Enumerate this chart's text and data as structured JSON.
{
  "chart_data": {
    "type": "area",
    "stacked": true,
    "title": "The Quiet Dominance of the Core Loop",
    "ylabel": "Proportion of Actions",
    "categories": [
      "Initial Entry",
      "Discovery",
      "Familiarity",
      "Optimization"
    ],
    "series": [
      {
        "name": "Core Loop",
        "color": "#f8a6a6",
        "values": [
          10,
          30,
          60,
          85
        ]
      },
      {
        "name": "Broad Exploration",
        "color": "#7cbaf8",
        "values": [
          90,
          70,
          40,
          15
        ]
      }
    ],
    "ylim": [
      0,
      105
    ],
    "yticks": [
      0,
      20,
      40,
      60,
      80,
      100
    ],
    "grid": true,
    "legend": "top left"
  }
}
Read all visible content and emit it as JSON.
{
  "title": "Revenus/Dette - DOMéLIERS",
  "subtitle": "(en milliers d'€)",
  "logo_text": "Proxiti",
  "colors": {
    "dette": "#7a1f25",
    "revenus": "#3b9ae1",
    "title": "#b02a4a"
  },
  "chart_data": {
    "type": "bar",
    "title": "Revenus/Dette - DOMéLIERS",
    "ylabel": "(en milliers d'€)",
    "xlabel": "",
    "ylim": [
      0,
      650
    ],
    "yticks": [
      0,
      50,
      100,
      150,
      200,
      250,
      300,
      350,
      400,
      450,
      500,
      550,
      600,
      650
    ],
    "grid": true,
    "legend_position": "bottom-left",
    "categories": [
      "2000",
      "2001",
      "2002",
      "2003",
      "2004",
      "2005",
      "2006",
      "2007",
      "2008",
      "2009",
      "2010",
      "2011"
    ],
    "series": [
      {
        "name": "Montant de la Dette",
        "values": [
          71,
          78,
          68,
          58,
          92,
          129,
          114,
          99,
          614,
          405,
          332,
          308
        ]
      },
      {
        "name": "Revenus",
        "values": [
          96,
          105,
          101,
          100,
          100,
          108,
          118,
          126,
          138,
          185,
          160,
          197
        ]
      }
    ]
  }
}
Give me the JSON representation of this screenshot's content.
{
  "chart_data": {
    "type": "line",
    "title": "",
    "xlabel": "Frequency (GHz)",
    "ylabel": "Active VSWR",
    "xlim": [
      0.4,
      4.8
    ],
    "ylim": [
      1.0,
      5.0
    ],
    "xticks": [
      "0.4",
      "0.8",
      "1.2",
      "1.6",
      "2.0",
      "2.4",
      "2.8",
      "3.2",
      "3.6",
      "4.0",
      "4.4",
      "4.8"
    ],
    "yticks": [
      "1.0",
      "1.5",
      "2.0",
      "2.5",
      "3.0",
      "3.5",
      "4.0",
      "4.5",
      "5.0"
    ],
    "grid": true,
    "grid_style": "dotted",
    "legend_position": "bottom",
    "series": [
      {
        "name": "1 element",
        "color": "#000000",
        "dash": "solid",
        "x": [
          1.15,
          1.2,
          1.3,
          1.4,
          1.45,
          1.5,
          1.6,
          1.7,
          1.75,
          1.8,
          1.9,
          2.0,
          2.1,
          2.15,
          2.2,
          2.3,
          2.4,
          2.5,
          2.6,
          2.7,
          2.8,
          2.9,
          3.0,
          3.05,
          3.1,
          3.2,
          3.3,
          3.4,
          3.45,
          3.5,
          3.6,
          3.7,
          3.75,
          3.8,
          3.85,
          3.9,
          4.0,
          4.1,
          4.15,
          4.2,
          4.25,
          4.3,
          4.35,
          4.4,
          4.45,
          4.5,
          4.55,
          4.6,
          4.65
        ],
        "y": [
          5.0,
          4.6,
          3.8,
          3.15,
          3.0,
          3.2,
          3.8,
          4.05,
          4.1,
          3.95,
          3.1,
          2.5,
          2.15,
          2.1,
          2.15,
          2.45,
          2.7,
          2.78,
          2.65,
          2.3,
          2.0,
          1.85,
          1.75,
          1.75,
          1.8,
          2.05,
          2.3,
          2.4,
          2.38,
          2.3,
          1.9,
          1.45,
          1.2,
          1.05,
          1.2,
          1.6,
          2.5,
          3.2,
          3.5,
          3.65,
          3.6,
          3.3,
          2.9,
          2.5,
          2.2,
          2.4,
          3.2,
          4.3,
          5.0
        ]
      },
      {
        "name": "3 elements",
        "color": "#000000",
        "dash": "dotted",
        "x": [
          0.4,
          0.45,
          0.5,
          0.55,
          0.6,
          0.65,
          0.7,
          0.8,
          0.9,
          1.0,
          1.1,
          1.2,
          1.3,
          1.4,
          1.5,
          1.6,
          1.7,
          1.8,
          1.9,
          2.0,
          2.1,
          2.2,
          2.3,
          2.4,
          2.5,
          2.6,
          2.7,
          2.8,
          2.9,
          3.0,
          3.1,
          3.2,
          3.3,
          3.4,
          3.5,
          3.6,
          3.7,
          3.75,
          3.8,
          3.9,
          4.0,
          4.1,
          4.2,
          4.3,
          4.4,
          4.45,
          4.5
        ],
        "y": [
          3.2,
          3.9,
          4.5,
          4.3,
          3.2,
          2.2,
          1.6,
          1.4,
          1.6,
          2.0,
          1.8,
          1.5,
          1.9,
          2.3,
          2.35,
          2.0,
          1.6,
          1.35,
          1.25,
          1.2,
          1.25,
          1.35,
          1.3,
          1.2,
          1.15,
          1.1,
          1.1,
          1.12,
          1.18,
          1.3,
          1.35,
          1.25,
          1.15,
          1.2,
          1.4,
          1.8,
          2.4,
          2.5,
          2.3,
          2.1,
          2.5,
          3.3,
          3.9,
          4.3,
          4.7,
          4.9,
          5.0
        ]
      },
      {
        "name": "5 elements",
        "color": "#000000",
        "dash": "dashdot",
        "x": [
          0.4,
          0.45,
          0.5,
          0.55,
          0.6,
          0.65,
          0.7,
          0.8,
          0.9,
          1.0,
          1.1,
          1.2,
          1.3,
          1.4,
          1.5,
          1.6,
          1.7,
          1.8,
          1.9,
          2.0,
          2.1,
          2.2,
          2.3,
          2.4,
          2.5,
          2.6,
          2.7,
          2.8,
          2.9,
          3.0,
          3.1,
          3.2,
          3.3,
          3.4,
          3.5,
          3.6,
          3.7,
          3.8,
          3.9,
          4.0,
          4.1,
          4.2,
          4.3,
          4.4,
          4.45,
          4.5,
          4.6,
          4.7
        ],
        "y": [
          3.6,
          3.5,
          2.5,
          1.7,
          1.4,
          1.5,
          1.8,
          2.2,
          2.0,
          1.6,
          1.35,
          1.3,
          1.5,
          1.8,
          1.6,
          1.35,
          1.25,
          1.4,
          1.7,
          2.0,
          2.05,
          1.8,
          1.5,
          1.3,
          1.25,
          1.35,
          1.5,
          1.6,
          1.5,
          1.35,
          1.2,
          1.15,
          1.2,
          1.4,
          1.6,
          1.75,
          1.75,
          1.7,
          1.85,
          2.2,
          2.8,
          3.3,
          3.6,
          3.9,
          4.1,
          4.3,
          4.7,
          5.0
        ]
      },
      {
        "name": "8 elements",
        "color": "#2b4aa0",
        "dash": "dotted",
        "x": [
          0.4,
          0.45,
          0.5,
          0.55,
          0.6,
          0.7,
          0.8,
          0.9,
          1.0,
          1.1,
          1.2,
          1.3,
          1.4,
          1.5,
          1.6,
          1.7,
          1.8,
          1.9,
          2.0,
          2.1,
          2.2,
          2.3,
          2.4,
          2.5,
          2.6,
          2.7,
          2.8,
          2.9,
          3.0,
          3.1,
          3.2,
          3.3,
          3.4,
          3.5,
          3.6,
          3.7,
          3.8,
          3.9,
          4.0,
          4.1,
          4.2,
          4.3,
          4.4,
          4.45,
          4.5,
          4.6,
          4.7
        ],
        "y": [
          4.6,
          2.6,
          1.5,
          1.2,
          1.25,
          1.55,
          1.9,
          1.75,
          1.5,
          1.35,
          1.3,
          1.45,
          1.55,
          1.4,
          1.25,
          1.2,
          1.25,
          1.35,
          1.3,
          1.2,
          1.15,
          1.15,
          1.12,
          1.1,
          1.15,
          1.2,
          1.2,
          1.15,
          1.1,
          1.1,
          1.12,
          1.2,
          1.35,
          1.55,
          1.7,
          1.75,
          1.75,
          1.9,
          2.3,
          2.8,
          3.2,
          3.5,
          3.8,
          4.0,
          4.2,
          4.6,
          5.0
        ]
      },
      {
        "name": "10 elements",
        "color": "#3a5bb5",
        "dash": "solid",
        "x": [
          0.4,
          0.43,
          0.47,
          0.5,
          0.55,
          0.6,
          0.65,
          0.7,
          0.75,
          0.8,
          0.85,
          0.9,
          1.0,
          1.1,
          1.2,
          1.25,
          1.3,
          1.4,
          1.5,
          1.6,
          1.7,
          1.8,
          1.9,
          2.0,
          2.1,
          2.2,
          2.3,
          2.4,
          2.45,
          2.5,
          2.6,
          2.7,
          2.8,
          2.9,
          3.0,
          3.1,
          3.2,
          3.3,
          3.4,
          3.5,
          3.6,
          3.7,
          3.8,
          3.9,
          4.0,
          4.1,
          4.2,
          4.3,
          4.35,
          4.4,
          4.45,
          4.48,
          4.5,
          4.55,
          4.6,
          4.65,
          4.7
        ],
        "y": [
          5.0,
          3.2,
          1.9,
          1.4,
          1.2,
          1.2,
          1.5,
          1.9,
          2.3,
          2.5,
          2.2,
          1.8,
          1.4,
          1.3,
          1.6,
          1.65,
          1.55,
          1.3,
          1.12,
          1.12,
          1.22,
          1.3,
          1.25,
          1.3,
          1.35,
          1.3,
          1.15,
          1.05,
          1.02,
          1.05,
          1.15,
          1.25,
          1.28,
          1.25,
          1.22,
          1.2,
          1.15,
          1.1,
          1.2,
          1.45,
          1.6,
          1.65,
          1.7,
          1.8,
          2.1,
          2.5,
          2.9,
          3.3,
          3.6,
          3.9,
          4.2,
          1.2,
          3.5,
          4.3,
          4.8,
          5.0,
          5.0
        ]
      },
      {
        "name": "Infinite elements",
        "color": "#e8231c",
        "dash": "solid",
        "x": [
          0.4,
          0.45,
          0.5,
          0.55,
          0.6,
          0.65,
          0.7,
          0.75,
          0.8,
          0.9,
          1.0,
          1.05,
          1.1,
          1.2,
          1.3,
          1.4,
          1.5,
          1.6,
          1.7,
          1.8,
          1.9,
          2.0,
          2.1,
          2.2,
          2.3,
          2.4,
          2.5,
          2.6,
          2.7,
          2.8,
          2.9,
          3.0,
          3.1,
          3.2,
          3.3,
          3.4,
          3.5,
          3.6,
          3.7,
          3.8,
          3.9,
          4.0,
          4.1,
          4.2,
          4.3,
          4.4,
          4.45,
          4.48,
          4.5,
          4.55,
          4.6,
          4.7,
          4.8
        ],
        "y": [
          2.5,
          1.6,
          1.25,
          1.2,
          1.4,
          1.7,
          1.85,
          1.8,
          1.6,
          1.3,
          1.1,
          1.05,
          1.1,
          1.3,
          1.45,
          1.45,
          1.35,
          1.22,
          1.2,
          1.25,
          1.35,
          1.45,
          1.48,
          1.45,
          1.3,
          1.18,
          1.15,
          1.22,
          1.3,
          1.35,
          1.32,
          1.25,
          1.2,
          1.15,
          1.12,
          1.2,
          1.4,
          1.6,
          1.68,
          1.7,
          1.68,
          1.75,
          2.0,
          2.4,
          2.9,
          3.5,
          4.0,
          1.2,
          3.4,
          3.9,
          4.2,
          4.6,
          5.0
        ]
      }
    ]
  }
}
*****
# Problem statement
Check every line for "left" and show the ones that have it.

# Task result
    "legend": "top left"
    "legend_position": "bottom-left",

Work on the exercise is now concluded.